• WORK TO DO:
Set out each line from the following listing that includes the word "this".

[START OF EXTRACTED DATA]

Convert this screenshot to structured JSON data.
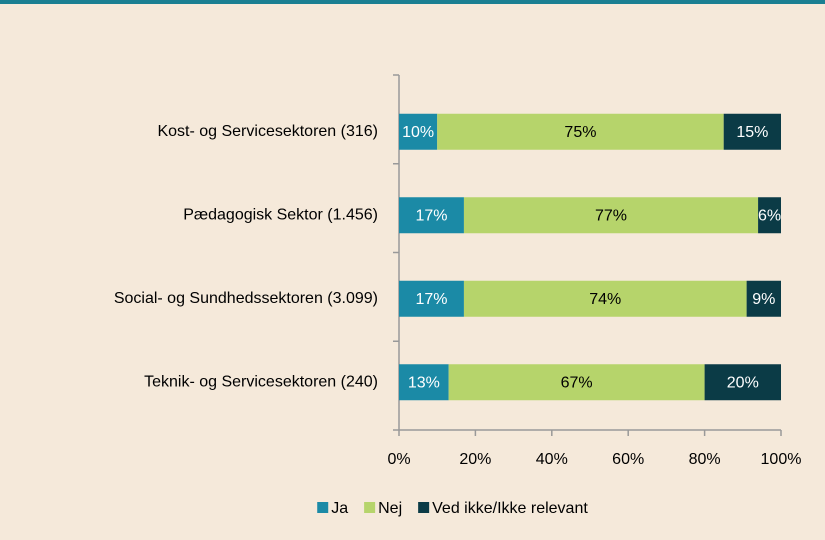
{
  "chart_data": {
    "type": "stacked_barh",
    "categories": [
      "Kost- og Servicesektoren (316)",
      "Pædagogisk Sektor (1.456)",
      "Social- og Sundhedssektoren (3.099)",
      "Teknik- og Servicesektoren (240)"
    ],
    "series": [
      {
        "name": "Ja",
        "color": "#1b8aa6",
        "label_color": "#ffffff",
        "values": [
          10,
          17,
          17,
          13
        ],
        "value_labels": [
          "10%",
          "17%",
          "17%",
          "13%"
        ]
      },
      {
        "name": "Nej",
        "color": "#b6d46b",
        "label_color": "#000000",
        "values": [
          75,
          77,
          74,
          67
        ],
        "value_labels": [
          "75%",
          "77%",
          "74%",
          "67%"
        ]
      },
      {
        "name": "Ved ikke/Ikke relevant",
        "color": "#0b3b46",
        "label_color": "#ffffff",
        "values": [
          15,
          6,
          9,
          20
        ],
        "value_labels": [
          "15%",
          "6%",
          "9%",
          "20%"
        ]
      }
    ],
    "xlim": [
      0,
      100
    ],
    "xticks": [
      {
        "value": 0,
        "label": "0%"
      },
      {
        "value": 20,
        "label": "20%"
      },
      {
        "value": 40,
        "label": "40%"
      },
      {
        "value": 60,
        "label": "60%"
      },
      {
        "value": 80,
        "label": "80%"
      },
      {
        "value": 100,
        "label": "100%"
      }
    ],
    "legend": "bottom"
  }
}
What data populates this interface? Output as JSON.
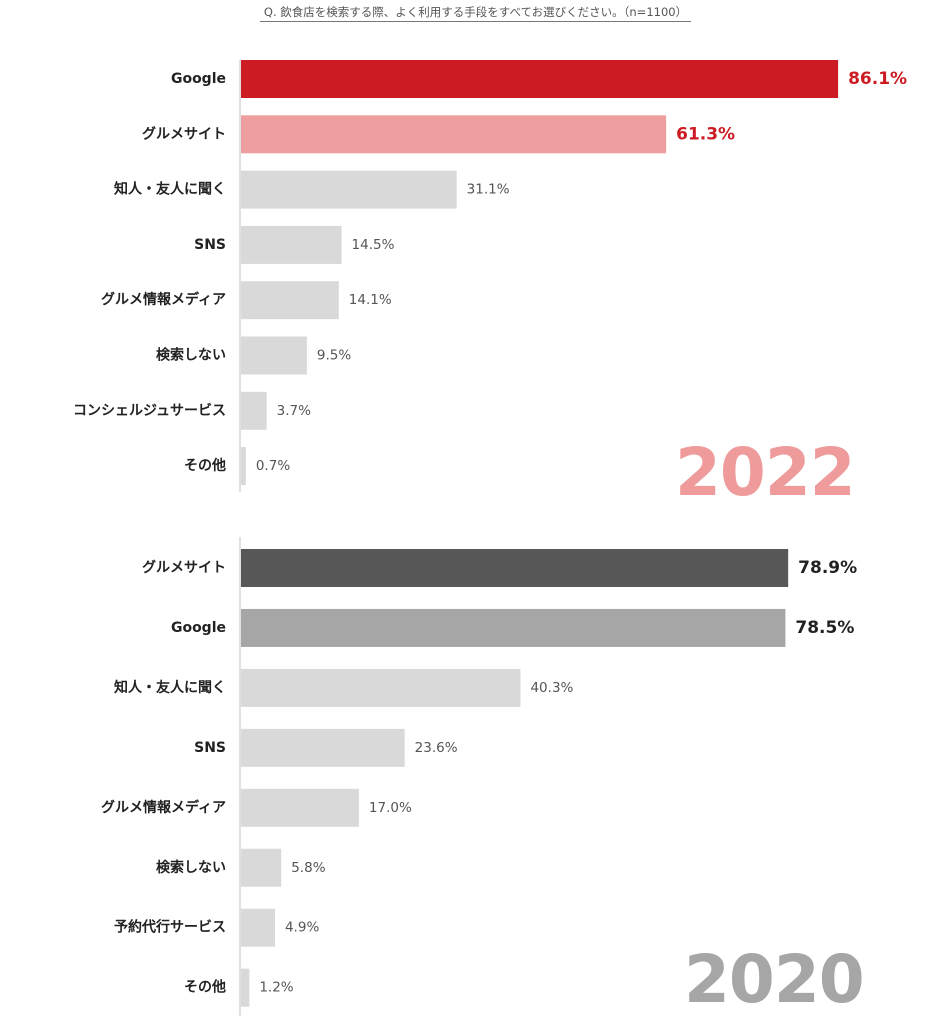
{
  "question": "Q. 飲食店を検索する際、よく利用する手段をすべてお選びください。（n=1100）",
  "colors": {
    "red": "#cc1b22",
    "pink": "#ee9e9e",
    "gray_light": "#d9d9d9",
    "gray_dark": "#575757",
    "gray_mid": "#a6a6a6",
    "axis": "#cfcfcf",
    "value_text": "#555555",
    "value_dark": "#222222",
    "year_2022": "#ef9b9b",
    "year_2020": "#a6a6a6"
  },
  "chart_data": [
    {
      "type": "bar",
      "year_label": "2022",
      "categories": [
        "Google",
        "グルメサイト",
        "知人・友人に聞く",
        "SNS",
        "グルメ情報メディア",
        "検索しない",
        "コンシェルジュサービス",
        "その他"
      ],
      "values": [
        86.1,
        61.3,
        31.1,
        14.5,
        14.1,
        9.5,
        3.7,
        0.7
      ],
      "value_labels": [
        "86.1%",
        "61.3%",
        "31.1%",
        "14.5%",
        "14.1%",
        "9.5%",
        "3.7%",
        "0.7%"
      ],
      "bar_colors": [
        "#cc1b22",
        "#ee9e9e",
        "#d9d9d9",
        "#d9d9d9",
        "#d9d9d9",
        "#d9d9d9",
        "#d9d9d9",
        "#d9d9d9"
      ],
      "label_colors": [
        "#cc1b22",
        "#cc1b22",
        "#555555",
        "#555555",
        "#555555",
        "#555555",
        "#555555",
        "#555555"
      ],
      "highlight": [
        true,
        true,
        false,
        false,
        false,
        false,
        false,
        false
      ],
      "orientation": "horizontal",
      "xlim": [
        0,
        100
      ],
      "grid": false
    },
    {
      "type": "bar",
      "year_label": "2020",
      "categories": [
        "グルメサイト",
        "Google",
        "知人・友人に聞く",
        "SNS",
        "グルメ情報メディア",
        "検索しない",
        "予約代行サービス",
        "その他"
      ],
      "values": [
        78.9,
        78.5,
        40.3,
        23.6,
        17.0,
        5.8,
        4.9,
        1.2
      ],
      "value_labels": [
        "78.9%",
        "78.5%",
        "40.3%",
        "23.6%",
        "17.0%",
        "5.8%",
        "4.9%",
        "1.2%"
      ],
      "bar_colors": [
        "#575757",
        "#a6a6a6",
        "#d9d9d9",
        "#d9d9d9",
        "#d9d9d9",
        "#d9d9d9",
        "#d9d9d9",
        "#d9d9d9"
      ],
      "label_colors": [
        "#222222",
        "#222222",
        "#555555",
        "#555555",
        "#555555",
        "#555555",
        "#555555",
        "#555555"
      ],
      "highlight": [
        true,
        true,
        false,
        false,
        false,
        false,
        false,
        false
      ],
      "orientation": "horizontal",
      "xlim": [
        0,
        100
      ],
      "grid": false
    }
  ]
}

[END OF EXTRACTED DATA]
[START OF EXTRACTED DATA]

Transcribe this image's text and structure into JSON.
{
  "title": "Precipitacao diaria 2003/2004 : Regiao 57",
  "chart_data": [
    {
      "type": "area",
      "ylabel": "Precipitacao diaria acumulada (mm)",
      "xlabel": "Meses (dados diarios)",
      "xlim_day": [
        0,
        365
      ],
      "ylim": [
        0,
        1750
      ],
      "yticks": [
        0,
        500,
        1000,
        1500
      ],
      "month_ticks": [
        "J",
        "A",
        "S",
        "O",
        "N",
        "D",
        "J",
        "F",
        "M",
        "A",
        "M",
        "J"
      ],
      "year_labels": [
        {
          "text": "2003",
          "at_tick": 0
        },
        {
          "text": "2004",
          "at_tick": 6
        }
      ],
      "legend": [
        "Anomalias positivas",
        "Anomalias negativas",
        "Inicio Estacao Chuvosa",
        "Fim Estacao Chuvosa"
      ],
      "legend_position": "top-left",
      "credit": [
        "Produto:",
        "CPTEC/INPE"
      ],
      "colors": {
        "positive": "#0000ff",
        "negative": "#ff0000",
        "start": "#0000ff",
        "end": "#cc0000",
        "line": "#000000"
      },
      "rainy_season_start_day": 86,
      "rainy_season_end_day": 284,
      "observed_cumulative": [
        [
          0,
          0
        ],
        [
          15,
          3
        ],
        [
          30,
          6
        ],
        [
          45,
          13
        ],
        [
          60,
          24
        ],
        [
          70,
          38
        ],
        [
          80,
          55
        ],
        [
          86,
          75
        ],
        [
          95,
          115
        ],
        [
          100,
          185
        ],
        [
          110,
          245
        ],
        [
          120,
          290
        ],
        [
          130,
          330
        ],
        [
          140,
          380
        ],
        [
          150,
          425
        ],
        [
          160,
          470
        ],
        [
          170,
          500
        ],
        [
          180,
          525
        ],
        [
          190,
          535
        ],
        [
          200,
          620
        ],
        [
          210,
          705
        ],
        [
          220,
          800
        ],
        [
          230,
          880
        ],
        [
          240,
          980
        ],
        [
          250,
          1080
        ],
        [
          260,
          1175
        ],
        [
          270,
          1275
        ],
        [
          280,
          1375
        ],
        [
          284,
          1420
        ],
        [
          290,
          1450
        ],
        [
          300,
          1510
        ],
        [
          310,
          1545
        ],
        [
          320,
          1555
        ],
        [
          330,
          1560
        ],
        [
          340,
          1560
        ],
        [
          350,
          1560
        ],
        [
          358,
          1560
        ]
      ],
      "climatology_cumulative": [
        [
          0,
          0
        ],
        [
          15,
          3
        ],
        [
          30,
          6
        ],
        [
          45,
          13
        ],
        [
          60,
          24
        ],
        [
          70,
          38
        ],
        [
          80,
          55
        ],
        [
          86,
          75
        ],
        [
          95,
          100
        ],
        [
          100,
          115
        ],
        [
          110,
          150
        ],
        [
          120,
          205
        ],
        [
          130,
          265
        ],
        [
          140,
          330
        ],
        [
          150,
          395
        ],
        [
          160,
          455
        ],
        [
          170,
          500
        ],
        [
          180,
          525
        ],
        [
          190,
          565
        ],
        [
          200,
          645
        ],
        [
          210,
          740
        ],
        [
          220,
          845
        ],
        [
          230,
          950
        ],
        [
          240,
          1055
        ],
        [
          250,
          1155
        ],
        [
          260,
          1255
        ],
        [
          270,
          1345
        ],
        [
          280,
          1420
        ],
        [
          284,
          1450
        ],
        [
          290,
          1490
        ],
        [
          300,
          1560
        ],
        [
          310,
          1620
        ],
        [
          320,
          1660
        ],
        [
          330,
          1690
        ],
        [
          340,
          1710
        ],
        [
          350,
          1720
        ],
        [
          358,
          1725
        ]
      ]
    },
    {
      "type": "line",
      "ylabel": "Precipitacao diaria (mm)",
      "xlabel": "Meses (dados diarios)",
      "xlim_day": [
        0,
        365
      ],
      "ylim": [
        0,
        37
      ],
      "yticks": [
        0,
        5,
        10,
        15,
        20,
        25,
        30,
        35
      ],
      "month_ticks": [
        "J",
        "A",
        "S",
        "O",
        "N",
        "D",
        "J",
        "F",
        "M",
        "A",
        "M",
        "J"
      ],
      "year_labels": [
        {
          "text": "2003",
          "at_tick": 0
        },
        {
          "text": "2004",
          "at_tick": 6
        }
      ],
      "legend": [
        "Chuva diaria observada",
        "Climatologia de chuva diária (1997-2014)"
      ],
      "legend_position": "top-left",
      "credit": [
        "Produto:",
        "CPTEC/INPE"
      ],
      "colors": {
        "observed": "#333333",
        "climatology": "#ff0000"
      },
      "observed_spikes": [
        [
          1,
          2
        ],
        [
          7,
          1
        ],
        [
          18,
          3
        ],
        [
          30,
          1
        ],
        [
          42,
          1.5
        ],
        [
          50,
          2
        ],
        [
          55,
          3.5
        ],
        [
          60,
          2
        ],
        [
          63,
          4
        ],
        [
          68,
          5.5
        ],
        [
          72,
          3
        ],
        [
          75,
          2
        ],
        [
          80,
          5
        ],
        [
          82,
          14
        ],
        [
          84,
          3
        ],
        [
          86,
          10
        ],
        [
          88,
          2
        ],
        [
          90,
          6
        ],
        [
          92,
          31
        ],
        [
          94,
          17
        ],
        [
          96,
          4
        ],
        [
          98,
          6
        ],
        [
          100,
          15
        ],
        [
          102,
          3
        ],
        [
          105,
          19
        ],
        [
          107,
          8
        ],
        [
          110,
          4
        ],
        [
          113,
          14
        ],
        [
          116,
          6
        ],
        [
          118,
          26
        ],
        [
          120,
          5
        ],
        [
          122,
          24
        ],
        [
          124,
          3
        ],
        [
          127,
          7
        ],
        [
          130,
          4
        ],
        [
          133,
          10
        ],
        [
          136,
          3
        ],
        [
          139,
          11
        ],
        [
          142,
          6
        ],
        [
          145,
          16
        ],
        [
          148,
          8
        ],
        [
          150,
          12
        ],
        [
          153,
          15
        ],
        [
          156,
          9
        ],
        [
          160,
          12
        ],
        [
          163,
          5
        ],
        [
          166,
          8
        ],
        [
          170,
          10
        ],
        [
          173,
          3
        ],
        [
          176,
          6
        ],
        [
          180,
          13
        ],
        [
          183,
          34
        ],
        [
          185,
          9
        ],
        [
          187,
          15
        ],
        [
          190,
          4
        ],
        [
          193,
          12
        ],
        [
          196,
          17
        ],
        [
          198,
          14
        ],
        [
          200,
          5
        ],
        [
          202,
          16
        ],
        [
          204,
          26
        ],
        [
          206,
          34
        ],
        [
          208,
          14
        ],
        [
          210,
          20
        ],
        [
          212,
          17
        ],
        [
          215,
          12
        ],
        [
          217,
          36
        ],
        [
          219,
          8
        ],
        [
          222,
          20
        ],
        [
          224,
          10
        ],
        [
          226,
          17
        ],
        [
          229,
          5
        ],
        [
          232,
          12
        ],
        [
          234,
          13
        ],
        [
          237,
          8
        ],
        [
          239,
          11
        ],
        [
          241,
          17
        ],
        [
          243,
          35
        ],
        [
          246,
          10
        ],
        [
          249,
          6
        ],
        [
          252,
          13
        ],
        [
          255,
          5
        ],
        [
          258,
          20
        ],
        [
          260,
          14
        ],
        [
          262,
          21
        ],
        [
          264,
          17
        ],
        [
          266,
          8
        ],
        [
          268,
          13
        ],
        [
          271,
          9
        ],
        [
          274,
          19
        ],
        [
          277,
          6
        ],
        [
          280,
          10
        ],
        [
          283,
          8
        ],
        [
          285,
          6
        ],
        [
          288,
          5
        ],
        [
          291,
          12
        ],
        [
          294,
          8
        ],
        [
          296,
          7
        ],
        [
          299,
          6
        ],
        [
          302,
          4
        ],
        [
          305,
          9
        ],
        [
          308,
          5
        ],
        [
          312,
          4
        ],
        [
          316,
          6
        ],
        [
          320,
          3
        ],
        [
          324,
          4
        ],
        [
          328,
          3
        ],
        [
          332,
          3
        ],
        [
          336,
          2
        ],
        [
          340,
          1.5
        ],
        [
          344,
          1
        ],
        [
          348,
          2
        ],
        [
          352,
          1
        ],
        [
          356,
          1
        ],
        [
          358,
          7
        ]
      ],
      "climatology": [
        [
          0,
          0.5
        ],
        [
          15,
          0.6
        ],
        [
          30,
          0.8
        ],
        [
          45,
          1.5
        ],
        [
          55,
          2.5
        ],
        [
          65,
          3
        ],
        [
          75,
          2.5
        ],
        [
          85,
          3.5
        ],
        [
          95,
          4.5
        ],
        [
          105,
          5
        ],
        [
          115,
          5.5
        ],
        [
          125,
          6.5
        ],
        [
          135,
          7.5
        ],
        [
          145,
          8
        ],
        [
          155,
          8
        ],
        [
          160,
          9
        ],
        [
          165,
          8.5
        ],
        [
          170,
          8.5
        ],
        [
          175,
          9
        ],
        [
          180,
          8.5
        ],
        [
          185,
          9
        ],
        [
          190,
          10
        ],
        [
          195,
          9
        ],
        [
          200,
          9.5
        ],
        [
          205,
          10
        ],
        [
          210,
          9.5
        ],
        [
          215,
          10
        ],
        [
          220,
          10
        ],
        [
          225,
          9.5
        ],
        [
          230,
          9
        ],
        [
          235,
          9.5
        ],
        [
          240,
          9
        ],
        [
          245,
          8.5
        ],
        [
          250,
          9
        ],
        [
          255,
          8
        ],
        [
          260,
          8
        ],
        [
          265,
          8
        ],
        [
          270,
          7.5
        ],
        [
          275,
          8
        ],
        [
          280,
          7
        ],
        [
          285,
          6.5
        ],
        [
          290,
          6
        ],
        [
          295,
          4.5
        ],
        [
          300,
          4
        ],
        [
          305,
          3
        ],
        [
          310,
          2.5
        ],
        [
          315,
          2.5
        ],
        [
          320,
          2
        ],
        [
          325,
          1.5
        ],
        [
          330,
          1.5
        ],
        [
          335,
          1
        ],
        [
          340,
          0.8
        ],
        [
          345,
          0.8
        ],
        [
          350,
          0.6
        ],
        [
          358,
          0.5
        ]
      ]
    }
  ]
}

[END OF EXTRACTED DATA]

• THE ANSWER:
Convert this screenshot to structured JSON data.
What data populates this interface? Output as JSON.
Transcribe this image's text and structure into JSON.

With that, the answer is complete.